:: The problem ::
Write out every entry, unchanged. Skip any picture.

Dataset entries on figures
-*-

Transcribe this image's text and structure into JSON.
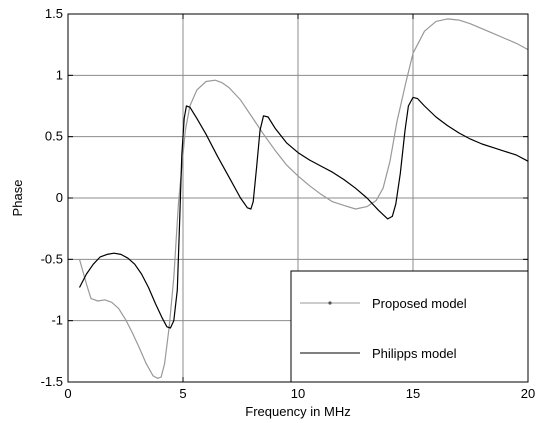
{
  "chart_data": {
    "type": "line",
    "xlabel": "Frequency in MHz",
    "ylabel": "Phase",
    "xlim": [
      0,
      20
    ],
    "ylim": [
      -1.5,
      1.5
    ],
    "grid": true,
    "legend_position": "bottom-right",
    "x_ticks": [
      "0",
      "5",
      "10",
      "15",
      "20"
    ],
    "y_ticks": [
      "-1.5",
      "-1",
      "-0.5",
      "0",
      "0.5",
      "1",
      "1.5"
    ],
    "series": [
      {
        "name": "Proposed model",
        "color": "#999999",
        "x": [
          0.5,
          0.8,
          1.0,
          1.3,
          1.6,
          1.9,
          2.2,
          2.5,
          2.8,
          3.1,
          3.4,
          3.7,
          3.9,
          4.05,
          4.2,
          4.4,
          4.6,
          4.8,
          4.95,
          5.1,
          5.3,
          5.6,
          6.0,
          6.4,
          6.7,
          7.0,
          7.5,
          8.0,
          8.5,
          9.0,
          9.5,
          10.0,
          10.5,
          11.0,
          11.5,
          12.0,
          12.5,
          13.0,
          13.4,
          13.7,
          14.0,
          14.3,
          14.7,
          15.0,
          15.5,
          16.0,
          16.5,
          17.0,
          17.5,
          18.0,
          18.5,
          19.0,
          19.5,
          20.0
        ],
        "y": [
          -0.5,
          -0.7,
          -0.82,
          -0.84,
          -0.83,
          -0.85,
          -0.9,
          -0.99,
          -1.1,
          -1.22,
          -1.35,
          -1.45,
          -1.47,
          -1.46,
          -1.35,
          -1.05,
          -0.65,
          -0.05,
          0.25,
          0.55,
          0.75,
          0.88,
          0.95,
          0.96,
          0.94,
          0.9,
          0.8,
          0.66,
          0.52,
          0.39,
          0.27,
          0.18,
          0.1,
          0.03,
          -0.03,
          -0.06,
          -0.09,
          -0.07,
          -0.02,
          0.08,
          0.3,
          0.62,
          0.95,
          1.18,
          1.36,
          1.44,
          1.46,
          1.45,
          1.42,
          1.38,
          1.34,
          1.3,
          1.26,
          1.21
        ]
      },
      {
        "name": "Philipps model",
        "color": "#000000",
        "x": [
          0.5,
          0.8,
          1.1,
          1.4,
          1.7,
          2.0,
          2.3,
          2.6,
          2.9,
          3.2,
          3.5,
          3.8,
          4.1,
          4.3,
          4.45,
          4.6,
          4.75,
          4.85,
          4.95,
          5.05,
          5.15,
          5.3,
          5.6,
          6.0,
          6.5,
          7.0,
          7.5,
          7.8,
          7.95,
          8.05,
          8.2,
          8.35,
          8.5,
          8.7,
          9.0,
          9.5,
          10.0,
          10.5,
          11.0,
          11.5,
          12.0,
          12.5,
          13.0,
          13.5,
          13.9,
          14.1,
          14.25,
          14.45,
          14.65,
          14.8,
          15.0,
          15.2,
          15.5,
          16.0,
          16.5,
          17.0,
          17.5,
          18.0,
          18.5,
          19.0,
          19.5,
          20.0
        ],
        "y": [
          -0.73,
          -0.62,
          -0.54,
          -0.48,
          -0.46,
          -0.45,
          -0.46,
          -0.49,
          -0.54,
          -0.62,
          -0.73,
          -0.86,
          -0.98,
          -1.05,
          -1.06,
          -1.0,
          -0.75,
          -0.2,
          0.35,
          0.65,
          0.75,
          0.74,
          0.65,
          0.52,
          0.34,
          0.17,
          0.0,
          -0.08,
          -0.09,
          -0.03,
          0.25,
          0.55,
          0.67,
          0.66,
          0.57,
          0.45,
          0.37,
          0.31,
          0.26,
          0.21,
          0.15,
          0.08,
          0.0,
          -0.1,
          -0.17,
          -0.15,
          -0.05,
          0.2,
          0.55,
          0.75,
          0.82,
          0.81,
          0.75,
          0.66,
          0.59,
          0.53,
          0.48,
          0.44,
          0.41,
          0.38,
          0.35,
          0.3
        ]
      }
    ]
  }
}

-*-

:: Response to the exercise ::
Transcribe this image's text and structure into JSON.
{
  "chart_data": {
    "type": "line",
    "xlabel": "Frequency in MHz",
    "ylabel": "Phase",
    "xlim": [
      0,
      20
    ],
    "ylim": [
      -1.5,
      1.5
    ],
    "grid": true,
    "legend_position": "bottom-right",
    "x_ticks": [
      "0",
      "5",
      "10",
      "15",
      "20"
    ],
    "y_ticks": [
      "-1.5",
      "-1",
      "-0.5",
      "0",
      "0.5",
      "1",
      "1.5"
    ],
    "series": [
      {
        "name": "Proposed model",
        "color": "#999999",
        "x": [
          0.5,
          0.8,
          1.0,
          1.3,
          1.6,
          1.9,
          2.2,
          2.5,
          2.8,
          3.1,
          3.4,
          3.7,
          3.9,
          4.05,
          4.2,
          4.4,
          4.6,
          4.8,
          4.95,
          5.1,
          5.3,
          5.6,
          6.0,
          6.4,
          6.7,
          7.0,
          7.5,
          8.0,
          8.5,
          9.0,
          9.5,
          10.0,
          10.5,
          11.0,
          11.5,
          12.0,
          12.5,
          13.0,
          13.4,
          13.7,
          14.0,
          14.3,
          14.7,
          15.0,
          15.5,
          16.0,
          16.5,
          17.0,
          17.5,
          18.0,
          18.5,
          19.0,
          19.5,
          20.0
        ],
        "y": [
          -0.5,
          -0.7,
          -0.82,
          -0.84,
          -0.83,
          -0.85,
          -0.9,
          -0.99,
          -1.1,
          -1.22,
          -1.35,
          -1.45,
          -1.47,
          -1.46,
          -1.35,
          -1.05,
          -0.65,
          -0.05,
          0.25,
          0.55,
          0.75,
          0.88,
          0.95,
          0.96,
          0.94,
          0.9,
          0.8,
          0.66,
          0.52,
          0.39,
          0.27,
          0.18,
          0.1,
          0.03,
          -0.03,
          -0.06,
          -0.09,
          -0.07,
          -0.02,
          0.08,
          0.3,
          0.62,
          0.95,
          1.18,
          1.36,
          1.44,
          1.46,
          1.45,
          1.42,
          1.38,
          1.34,
          1.3,
          1.26,
          1.21
        ]
      },
      {
        "name": "Philipps model",
        "color": "#000000",
        "x": [
          0.5,
          0.8,
          1.1,
          1.4,
          1.7,
          2.0,
          2.3,
          2.6,
          2.9,
          3.2,
          3.5,
          3.8,
          4.1,
          4.3,
          4.45,
          4.6,
          4.75,
          4.85,
          4.95,
          5.05,
          5.15,
          5.3,
          5.6,
          6.0,
          6.5,
          7.0,
          7.5,
          7.8,
          7.95,
          8.05,
          8.2,
          8.35,
          8.5,
          8.7,
          9.0,
          9.5,
          10.0,
          10.5,
          11.0,
          11.5,
          12.0,
          12.5,
          13.0,
          13.5,
          13.9,
          14.1,
          14.25,
          14.45,
          14.65,
          14.8,
          15.0,
          15.2,
          15.5,
          16.0,
          16.5,
          17.0,
          17.5,
          18.0,
          18.5,
          19.0,
          19.5,
          20.0
        ],
        "y": [
          -0.73,
          -0.62,
          -0.54,
          -0.48,
          -0.46,
          -0.45,
          -0.46,
          -0.49,
          -0.54,
          -0.62,
          -0.73,
          -0.86,
          -0.98,
          -1.05,
          -1.06,
          -1.0,
          -0.75,
          -0.2,
          0.35,
          0.65,
          0.75,
          0.74,
          0.65,
          0.52,
          0.34,
          0.17,
          0.0,
          -0.08,
          -0.09,
          -0.03,
          0.25,
          0.55,
          0.67,
          0.66,
          0.57,
          0.45,
          0.37,
          0.31,
          0.26,
          0.21,
          0.15,
          0.08,
          0.0,
          -0.1,
          -0.17,
          -0.15,
          -0.05,
          0.2,
          0.55,
          0.75,
          0.82,
          0.81,
          0.75,
          0.66,
          0.59,
          0.53,
          0.48,
          0.44,
          0.41,
          0.38,
          0.35,
          0.3
        ]
      }
    ]
  }
}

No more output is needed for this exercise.